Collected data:
#####

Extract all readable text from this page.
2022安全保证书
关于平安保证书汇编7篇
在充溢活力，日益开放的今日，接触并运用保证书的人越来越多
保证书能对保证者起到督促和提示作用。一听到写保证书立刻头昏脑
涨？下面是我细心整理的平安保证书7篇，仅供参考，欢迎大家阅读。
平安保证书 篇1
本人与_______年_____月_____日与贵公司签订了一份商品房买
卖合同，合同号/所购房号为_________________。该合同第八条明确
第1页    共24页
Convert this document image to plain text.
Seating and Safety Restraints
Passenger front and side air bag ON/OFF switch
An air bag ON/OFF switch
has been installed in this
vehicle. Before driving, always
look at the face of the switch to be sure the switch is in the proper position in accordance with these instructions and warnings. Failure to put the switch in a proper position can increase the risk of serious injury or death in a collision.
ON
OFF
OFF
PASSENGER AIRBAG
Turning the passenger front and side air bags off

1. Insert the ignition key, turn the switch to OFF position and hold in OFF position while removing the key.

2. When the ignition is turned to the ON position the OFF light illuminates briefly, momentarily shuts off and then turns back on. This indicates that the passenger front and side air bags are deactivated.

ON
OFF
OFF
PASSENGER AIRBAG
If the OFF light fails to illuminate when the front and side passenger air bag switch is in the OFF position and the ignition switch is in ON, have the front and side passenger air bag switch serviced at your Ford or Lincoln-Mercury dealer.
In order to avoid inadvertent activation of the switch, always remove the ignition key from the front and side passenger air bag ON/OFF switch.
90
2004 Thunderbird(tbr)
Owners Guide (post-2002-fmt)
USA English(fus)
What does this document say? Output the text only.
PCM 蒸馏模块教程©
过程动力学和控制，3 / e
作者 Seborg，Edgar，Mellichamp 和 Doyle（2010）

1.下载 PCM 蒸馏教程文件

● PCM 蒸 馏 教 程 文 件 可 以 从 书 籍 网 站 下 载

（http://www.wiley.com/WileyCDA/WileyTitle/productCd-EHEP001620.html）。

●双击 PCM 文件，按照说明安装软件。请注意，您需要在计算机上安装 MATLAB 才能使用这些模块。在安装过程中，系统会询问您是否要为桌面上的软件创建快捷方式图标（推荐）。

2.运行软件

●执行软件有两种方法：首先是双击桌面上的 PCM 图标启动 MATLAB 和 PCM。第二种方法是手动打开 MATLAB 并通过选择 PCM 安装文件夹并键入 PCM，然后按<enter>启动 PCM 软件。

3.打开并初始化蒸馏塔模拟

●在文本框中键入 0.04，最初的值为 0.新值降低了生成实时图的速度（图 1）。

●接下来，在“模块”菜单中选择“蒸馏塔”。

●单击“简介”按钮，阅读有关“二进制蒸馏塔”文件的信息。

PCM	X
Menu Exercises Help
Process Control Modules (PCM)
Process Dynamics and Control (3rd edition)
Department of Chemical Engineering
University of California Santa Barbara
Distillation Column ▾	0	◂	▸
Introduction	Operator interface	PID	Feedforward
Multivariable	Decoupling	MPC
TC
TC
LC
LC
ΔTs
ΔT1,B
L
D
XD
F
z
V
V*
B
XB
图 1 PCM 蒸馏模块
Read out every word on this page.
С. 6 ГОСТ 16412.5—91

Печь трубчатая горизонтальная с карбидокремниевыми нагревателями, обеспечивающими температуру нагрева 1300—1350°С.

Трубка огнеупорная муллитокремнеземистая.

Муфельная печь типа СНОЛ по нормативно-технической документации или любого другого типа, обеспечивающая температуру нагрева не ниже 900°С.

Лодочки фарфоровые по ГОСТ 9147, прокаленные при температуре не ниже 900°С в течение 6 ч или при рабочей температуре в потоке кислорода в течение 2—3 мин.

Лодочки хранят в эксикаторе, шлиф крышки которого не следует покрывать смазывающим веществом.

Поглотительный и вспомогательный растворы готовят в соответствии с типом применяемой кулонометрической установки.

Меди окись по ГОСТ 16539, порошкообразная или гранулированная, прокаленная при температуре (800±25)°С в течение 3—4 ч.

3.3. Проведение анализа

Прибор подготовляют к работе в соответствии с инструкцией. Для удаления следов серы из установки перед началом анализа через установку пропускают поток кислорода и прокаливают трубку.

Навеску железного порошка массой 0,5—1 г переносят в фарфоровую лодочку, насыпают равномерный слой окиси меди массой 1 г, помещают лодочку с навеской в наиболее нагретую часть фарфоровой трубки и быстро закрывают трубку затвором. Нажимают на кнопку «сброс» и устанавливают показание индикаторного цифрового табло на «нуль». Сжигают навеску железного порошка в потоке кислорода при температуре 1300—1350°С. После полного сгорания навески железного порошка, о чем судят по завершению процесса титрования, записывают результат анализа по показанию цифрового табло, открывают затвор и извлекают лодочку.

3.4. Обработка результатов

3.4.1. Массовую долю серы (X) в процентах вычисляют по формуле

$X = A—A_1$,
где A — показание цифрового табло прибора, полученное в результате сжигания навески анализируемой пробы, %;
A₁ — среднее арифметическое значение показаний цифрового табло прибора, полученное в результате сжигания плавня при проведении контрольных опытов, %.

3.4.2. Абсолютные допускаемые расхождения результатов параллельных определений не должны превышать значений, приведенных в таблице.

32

#####

THE PROBLEM = Wherever the word "page" occurs in a line of the listing, copy that line.

PROBLEM SOLUTION =
Extract all readable text from this page.
Read out every word on this page.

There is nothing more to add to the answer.